▸ **What is needed**: Count how many lines of the data below contain the string "text"; the reply should be that number alone.

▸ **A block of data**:

-- START --

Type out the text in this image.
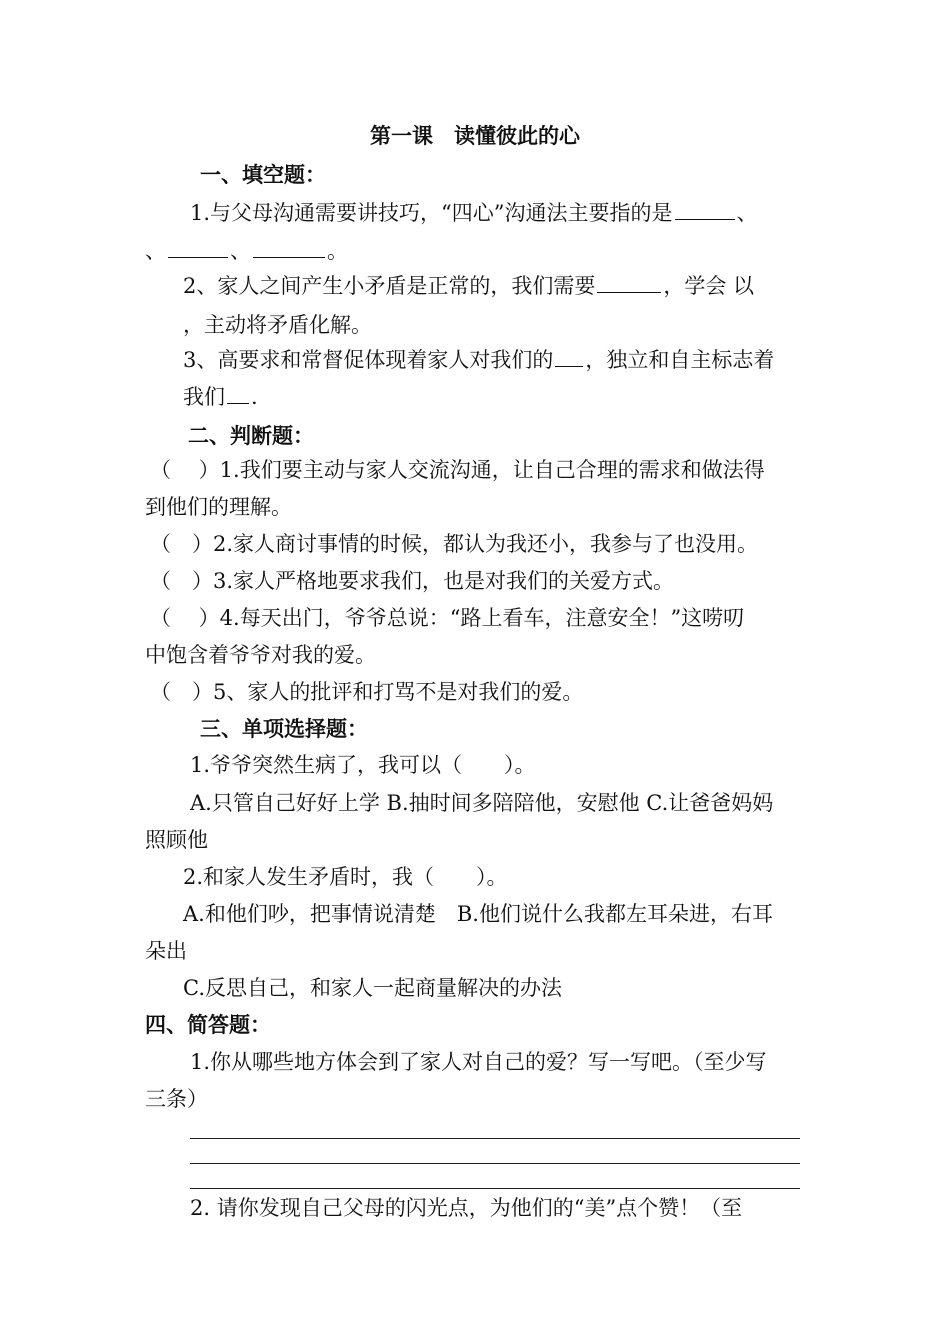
第一课　读懂彼此的心
一、填空题：
1.与父母沟通需要讲技巧，“四心”沟通法主要指的是	、
、	、	。
2、家人之间产生小矛盾是正常的，我们需要	，学会 以
，主动将矛盾化解。
3、高要求和常督促体现着家人对我们的 ，独立和自主标志着
我们 .
二、判断题：
（　 ）1.我们要主动与家人交流沟通，让自己合理的需求和做法得
到他们的理解。
（　）2.家人商讨事情的时候，都认为我还小，我参与了也没用。
（　）3.家人严格地要求我们，也是对我们的关爱方式。
（　 ）4.每天出门，爷爷总说：“路上看车，注意安全！”这唠叨
中饱含着爷爷对我的爱。
（　）5、家人的批评和打骂不是对我们的爱。
三、单项选择题：
1.爷爷突然生病了，我可以（　　）。
A.只管自己好好上学 B.抽时间多陪陪他，安慰他 C.让爸爸妈妈
照顾他
2.和家人发生矛盾时，我（　　）。
A.和他们吵，把事情说清楚　B.他们说什么我都左耳朵进，右耳
朵出
C.反思自己，和家人一起商量解决的办法
四、简答题：
1.你从哪些地方体会到了家人对自己的爱？写一写吧。（至少写
三条）
2. 请你发现自己父母的闪光点，为他们的“美”点个赞！（至
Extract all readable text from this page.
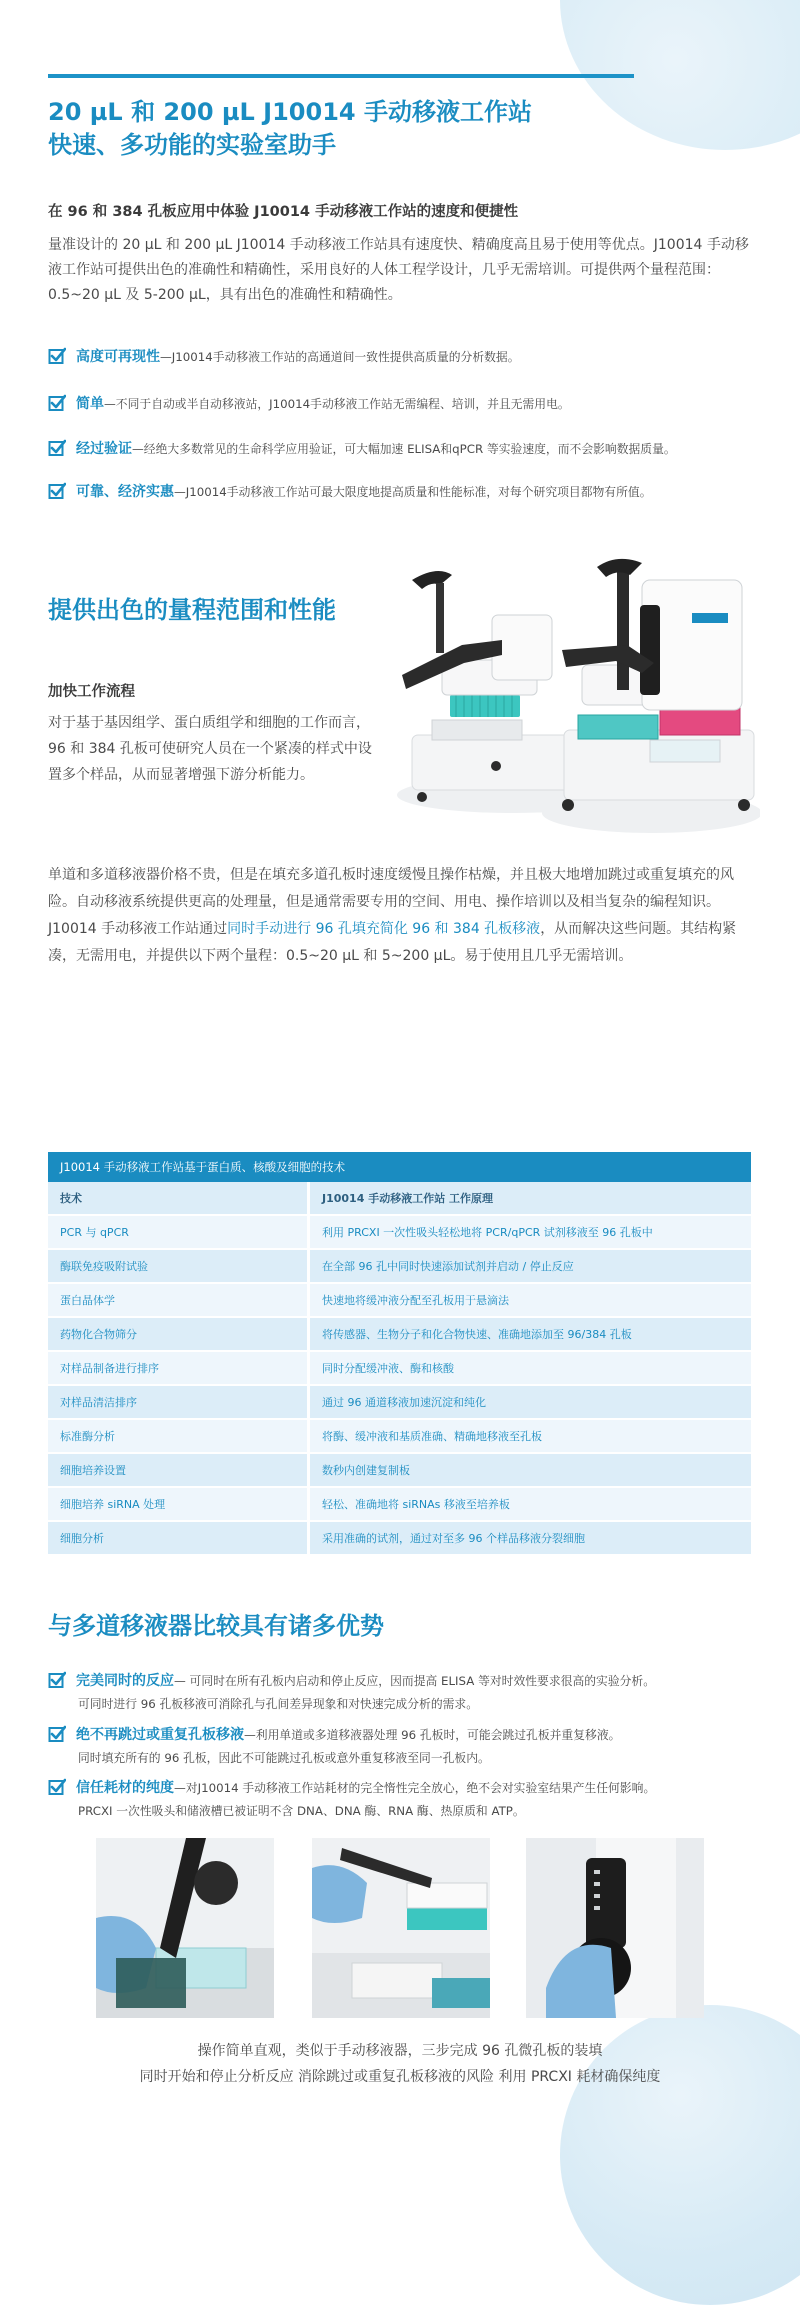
20 µL 和 200 µL J10014 手动移液工作站
快速、多功能的实验室助手
在 96 和 384 孔板应用中体验 J10014 手动移液工作站的速度和便捷性
量准设计的 20 µL 和 200 µL J10014 手动移液工作站具有速度快、精确度高且易于使用等优点。J10014 手动移液工作站可提供出色的准确性和精确性，采用良好的人体工程学设计，几乎无需培训。可提供两个量程范围：0.5~20 µL 及 5-200 µL，具有出色的准确性和精确性。
高度可再现性 —J10014手动移液工作站的高通道间一致性提供高质量的分析数据。
简单 —不同于自动或半自动移液站，J10014手动移液工作站无需编程、培训，并且无需用电。
经过验证 —经绝大多数常见的生命科学应用验证，可大幅加速 ELISA和qPCR 等实验速度，而不会影响数据质量。
可靠、经济实惠 —J10014手动移液工作站可最大限度地提高质量和性能标准，对每个研究项目都物有所值。
提供出色的量程范围和性能
加快工作流程
对于基于基因组学、蛋白质组学和细胞的工作而言，96 和 384 孔板可使研究人员在一个紧凑的样式中设置多个样品，从而显著增强下游分析能力。
单道和多道移液器价格不贵，但是在填充多道孔板时速度缓慢且操作枯燥，并且极大地增加跳过或重复填充的风险。自动移液系统提供更高的处理量，但是通常需要专用的空间、用电、操作培训以及相当复杂的编程知识。J10014 手动移液工作站通过同时手动进行 96 孔填充简化 96 和 384 孔板移液，从而解决这些问题。其结构紧凑，无需用电，并提供以下两个量程：0.5~20 µL 和 5~200 µL。易于使用且几乎无需培训。
J10014 手动移液工作站基于蛋白质、核酸及细胞的技术	
技术	J10014 手动移液工作站 工作原理
PCR 与 qPCR	利用 PRCXI 一次性吸头轻松地将 PCR/qPCR 试剂移液至 96 孔板中
酶联免疫吸附试验	在全部 96 孔中同时快速添加试剂并启动 / 停止反应
蛋白晶体学	快速地将缓冲液分配至孔板用于悬滴法
药物化合物筛分	将传感器、生物分子和化合物快速、准确地添加至 96/384 孔板
对样品制备进行排序	同时分配缓冲液、酶和核酸
对样品清洁排序	通过 96 通道移液加速沉淀和纯化
标准酶分析	将酶、缓冲液和基质准确、精确地移液至孔板
细胞培养设置	数秒内创建复制板
细胞培养 siRNA 处理	轻松、准确地将 siRNAs 移液至培养板
细胞分析	采用准确的试剂，通过对至多 96 个样品移液分裂细胞
与多道移液器比较具有诸多优势
完美同时的反应 — 可同时在所有孔板内启动和停止反应，因而提高 ELISA 等对时效性要求很高的实验分析。
可同时进行 96 孔板移液可消除孔与孔间差异现象和对快速完成分析的需求。
绝不再跳过或重复孔板移液 —利用单道或多道移液器处理 96 孔板时，可能会跳过孔板并重复移液。
同时填充所有的 96 孔板，因此不可能跳过孔板或意外重复移液至同一孔板内。
信任耗材的纯度 —对J10014 手动移液工作站耗材的完全惰性完全放心，绝不会对实验室结果产生任何影响。
PRCXI 一次性吸头和储液槽已被证明不含 DNA、DNA 酶、RNA 酶、热原质和 ATP。
操作简单直观，类似于手动移液器，三步完成 96 孔微孔板的装填
同时开始和停止分析反应 消除跳过或重复孔板移液的风险 利用 PRCXI 耗材确保纯度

-- END --

▸ **The reply**: 2